→ Work to complete
Look through the records below and collect all lines that hold the string "this".

(Figure dataset records)
::::::::
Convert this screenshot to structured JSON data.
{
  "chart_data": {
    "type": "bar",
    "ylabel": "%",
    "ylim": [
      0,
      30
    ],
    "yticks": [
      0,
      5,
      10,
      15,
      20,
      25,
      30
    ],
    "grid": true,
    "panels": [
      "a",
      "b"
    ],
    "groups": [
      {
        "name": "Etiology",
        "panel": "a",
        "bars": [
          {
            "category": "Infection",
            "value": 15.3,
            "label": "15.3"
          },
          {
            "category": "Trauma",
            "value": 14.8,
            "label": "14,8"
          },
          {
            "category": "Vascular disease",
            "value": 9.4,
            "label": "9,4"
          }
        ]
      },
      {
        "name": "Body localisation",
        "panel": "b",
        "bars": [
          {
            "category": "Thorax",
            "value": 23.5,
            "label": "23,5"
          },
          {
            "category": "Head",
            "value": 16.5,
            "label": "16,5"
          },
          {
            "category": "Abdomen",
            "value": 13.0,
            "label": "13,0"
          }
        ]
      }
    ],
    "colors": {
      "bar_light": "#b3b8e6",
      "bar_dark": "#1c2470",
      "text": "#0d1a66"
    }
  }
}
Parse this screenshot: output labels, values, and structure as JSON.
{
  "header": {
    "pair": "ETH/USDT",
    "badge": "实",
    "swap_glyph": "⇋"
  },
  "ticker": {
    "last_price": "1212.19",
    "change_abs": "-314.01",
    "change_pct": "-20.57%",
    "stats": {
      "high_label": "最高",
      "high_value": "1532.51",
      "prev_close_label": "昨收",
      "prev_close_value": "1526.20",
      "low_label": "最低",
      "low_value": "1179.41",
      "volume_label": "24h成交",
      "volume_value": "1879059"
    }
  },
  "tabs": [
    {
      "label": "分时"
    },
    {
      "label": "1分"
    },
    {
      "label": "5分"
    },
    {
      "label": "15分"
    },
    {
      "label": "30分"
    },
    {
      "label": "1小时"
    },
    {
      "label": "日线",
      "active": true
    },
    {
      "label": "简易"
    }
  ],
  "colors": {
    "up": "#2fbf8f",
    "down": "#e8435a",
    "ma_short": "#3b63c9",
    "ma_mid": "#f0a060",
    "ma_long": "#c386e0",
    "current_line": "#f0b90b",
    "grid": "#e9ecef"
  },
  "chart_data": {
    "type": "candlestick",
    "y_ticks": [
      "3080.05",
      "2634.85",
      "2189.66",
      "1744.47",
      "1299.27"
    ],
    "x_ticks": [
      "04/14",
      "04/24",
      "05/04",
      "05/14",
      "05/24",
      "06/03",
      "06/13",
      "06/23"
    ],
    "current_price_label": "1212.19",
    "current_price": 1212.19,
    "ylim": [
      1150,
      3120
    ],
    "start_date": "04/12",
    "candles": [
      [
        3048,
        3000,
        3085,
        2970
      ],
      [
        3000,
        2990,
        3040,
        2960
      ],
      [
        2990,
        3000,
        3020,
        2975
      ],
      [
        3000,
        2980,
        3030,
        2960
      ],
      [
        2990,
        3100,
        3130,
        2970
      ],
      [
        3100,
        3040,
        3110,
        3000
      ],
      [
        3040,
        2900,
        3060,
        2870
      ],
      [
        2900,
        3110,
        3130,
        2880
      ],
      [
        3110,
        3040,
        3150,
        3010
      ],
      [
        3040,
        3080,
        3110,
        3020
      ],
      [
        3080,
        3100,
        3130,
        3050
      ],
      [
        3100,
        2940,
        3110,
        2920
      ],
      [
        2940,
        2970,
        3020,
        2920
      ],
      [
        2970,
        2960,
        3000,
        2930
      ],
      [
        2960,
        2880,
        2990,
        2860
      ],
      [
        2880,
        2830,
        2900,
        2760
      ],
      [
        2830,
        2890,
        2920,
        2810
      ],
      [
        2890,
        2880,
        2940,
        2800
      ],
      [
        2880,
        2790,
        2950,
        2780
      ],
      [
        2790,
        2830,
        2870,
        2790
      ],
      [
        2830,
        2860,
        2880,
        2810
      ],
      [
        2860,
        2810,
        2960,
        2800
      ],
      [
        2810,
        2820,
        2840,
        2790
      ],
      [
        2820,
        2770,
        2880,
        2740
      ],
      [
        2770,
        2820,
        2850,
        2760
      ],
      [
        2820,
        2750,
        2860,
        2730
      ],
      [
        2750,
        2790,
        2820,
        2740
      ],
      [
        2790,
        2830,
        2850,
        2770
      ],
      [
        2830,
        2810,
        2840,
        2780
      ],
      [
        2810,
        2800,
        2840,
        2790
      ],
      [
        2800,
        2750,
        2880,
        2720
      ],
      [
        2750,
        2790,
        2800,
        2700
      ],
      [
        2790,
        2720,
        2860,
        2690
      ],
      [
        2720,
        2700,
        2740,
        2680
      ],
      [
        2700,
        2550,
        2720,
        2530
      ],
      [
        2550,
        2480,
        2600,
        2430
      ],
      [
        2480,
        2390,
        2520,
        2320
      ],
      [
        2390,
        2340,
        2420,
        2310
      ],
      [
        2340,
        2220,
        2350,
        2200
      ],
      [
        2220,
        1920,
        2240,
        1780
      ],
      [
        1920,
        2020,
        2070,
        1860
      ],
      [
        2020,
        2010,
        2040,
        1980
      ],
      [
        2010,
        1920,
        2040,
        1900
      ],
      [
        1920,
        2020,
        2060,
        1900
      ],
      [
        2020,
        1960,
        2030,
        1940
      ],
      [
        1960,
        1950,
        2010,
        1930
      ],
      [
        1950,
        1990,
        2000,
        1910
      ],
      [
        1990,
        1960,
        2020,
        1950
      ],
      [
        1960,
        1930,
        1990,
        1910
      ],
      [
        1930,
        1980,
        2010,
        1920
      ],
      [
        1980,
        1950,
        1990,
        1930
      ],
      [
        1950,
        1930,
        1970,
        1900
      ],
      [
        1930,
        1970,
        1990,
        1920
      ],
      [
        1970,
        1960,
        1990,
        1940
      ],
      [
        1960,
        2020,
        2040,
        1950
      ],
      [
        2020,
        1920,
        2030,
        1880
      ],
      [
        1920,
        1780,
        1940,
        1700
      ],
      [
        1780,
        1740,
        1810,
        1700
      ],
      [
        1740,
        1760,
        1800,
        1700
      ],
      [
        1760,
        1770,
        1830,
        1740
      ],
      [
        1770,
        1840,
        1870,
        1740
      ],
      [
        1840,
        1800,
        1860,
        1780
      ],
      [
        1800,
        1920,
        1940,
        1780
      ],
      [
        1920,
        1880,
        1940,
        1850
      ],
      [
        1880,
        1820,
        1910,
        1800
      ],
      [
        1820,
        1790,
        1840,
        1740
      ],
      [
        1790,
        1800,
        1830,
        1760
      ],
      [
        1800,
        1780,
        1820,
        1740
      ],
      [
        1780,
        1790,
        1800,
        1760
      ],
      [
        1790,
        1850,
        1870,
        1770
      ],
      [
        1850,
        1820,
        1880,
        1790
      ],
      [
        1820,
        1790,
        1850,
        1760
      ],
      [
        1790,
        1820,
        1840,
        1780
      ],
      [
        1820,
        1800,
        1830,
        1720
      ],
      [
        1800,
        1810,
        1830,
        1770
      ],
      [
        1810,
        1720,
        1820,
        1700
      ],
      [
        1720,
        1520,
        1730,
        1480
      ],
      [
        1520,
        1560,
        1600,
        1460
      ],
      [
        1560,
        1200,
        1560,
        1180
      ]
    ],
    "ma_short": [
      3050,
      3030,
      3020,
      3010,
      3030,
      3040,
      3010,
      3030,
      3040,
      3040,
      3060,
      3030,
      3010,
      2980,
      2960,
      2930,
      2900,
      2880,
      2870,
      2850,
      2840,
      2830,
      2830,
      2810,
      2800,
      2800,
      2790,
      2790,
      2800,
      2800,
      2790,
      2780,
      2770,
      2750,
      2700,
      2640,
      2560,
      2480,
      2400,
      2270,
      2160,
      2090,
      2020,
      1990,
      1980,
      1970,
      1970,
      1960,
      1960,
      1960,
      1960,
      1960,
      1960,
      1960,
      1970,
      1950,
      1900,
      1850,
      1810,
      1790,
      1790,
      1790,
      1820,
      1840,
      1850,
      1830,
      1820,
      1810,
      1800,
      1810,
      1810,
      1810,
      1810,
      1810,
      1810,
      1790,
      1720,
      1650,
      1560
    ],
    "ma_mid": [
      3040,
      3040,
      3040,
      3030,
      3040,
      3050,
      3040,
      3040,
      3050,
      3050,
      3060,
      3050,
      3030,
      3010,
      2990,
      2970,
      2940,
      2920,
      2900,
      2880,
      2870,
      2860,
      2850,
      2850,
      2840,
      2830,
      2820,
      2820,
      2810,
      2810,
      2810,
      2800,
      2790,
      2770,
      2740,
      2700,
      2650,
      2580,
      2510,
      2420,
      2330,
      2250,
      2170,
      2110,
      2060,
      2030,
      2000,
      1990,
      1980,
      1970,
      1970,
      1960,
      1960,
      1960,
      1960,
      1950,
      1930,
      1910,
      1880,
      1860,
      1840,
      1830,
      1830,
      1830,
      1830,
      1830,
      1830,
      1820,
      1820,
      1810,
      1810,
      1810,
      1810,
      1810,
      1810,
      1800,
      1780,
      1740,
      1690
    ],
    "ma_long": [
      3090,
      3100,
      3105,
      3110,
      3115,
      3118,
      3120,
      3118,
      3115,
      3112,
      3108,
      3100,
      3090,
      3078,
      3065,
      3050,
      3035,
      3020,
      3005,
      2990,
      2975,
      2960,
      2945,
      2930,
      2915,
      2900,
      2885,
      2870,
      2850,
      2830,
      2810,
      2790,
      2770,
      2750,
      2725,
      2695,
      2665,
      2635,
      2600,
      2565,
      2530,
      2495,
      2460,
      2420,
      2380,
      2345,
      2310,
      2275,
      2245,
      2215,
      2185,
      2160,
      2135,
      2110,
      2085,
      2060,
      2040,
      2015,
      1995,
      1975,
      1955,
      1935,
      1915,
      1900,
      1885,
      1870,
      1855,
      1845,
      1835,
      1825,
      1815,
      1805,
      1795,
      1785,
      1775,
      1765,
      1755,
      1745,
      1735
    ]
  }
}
::::::::
→ Completed exercise
Convert this screenshot to structured JSON data.
Parse this screenshot: output labels, values, and structure as JSON.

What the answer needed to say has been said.